== EXERCISE ==
Write out each line word for word. Drop pictures.
___ DATASET EXTRACT ___
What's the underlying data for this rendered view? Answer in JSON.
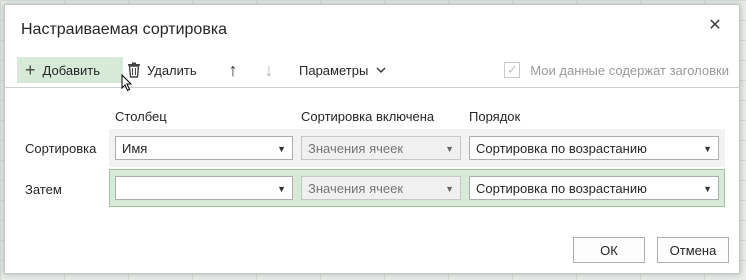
{
  "dialog": {
    "title": "Настраиваемая сортировка",
    "close_icon": "close-icon"
  },
  "toolbar": {
    "add_label": "Добавить",
    "delete_label": "Удалить",
    "params_label": "Параметры",
    "headers_label": "Мои данные содержат заголовки",
    "headers_checked": true
  },
  "columns": {
    "column": "Столбец",
    "sort_on": "Сортировка включена",
    "order": "Порядок"
  },
  "rows": [
    {
      "label": "Сортировка",
      "column": "Имя",
      "sort_on": "Значения ячеек",
      "order": "Сортировка по возрастанию"
    },
    {
      "label": "Затем",
      "column": "",
      "sort_on": "Значения ячеек",
      "order": "Сортировка по возрастанию"
    }
  ],
  "footer": {
    "ok_label": "ОК",
    "cancel_label": "Отмена"
  },
  "colors": {
    "accent_green": "#d7ead8",
    "selected_row_border": "#9dc59f"
  }
}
___
== SOLUTION TO THIS TASK ==
What's the underlying data for this rendered view? Answer in JSON.
{
  "dialog": {
    "title": "Настраиваемая сортировка",
    "close_icon": "close-icon"
  },
  "toolbar": {
    "add_label": "Добавить",
    "delete_label": "Удалить",
    "params_label": "Параметры",
    "headers_label": "Мои данные содержат заголовки",
    "headers_checked": true
  },
  "columns": {
    "column": "Столбец",
    "sort_on": "Сортировка включена",
    "order": "Порядок"
  },
  "rows": [
    {
      "label": "Сортировка",
      "column": "Имя",
      "sort_on": "Значения ячеек",
      "order": "Сортировка по возрастанию"
    },
    {
      "label": "Затем",
      "column": "",
      "sort_on": "Значения ячеек",
      "order": "Сортировка по возрастанию"
    }
  ],
  "footer": {
    "ok_label": "ОК",
    "cancel_label": "Отмена"
  },
  "colors": {
    "accent_green": "#d7ead8",
    "selected_row_border": "#9dc59f"
  }
}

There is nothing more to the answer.